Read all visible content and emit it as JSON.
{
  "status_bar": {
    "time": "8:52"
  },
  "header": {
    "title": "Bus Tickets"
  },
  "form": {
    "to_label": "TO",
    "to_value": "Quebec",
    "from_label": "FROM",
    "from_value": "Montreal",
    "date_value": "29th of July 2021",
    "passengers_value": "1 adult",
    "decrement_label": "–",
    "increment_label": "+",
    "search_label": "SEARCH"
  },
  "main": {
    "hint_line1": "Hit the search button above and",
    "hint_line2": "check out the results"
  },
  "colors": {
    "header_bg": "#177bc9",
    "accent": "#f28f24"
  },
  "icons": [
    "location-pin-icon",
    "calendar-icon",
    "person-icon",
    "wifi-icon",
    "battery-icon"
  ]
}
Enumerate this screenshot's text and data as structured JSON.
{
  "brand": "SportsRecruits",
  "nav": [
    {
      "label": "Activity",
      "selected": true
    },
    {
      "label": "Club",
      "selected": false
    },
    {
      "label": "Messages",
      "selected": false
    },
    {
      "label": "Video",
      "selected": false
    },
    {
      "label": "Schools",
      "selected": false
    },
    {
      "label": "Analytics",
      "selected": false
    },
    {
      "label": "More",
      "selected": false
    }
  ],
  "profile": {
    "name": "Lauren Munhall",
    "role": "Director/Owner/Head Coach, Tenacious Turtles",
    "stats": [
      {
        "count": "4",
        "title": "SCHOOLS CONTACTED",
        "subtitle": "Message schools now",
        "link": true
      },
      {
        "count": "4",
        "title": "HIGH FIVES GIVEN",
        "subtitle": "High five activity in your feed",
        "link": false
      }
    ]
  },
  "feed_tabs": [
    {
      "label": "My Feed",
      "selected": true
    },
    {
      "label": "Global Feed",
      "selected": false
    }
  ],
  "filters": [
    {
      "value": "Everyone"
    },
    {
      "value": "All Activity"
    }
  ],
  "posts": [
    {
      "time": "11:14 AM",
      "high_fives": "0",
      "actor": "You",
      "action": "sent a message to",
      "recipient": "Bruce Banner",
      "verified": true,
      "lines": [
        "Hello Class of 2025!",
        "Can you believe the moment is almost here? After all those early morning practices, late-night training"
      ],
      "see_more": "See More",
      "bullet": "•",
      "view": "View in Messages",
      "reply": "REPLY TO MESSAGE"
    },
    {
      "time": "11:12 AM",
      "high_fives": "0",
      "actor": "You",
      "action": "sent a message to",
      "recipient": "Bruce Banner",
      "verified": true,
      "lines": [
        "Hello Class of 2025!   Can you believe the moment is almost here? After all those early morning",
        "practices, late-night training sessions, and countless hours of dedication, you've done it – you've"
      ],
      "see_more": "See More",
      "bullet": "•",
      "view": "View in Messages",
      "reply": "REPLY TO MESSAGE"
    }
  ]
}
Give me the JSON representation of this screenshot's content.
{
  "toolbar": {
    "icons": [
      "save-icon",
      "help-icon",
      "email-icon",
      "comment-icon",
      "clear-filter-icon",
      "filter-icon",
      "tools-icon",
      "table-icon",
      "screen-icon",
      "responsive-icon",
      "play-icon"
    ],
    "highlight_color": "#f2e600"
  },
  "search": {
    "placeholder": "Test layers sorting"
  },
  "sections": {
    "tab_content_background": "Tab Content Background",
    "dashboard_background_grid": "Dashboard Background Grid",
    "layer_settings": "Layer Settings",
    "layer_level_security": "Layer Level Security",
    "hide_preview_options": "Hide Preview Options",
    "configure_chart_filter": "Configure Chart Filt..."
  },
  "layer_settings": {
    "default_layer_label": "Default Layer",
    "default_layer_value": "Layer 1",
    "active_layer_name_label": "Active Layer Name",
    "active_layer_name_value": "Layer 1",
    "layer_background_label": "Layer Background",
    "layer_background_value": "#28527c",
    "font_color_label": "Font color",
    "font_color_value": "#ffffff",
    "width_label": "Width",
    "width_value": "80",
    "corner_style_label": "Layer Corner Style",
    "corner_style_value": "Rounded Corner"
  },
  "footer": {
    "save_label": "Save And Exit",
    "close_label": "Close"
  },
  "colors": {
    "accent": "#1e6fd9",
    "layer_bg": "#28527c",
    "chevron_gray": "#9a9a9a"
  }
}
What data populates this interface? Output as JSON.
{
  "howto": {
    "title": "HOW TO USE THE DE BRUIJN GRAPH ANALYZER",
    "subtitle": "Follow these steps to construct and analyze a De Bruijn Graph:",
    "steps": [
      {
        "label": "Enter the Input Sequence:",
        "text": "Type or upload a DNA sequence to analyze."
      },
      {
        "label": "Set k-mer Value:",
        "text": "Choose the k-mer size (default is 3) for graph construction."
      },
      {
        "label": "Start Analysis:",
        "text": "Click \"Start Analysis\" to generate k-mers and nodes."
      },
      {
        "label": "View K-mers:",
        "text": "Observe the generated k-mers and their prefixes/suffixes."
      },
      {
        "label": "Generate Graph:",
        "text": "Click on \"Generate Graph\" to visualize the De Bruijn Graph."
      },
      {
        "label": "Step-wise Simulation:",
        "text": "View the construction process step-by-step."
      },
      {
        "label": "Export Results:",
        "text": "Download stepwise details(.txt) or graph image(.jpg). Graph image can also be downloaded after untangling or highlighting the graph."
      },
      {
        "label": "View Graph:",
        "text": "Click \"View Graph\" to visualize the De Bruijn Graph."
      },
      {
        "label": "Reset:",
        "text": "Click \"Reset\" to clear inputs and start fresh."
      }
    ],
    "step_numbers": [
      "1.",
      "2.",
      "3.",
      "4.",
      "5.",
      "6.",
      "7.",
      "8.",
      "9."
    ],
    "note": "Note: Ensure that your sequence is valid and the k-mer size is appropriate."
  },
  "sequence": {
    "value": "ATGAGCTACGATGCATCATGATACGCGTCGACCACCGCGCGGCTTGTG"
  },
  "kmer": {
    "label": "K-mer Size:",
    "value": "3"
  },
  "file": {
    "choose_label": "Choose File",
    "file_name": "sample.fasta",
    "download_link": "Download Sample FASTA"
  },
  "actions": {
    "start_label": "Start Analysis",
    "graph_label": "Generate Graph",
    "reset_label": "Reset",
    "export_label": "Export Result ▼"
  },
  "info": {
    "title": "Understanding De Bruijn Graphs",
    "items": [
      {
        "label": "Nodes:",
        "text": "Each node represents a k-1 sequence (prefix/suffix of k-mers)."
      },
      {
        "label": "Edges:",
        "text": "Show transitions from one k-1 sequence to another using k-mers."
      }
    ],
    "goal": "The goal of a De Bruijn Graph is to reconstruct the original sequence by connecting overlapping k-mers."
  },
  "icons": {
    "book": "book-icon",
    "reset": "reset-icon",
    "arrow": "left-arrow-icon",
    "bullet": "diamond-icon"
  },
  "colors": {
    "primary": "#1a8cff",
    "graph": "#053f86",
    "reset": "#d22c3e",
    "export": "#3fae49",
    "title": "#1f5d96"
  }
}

_ _ _ _ _ _ _

▶ [Prompt] What is the number of lines in the data above that include the word "Click"? Answer with that number only.

▶ [Finished exercise] 4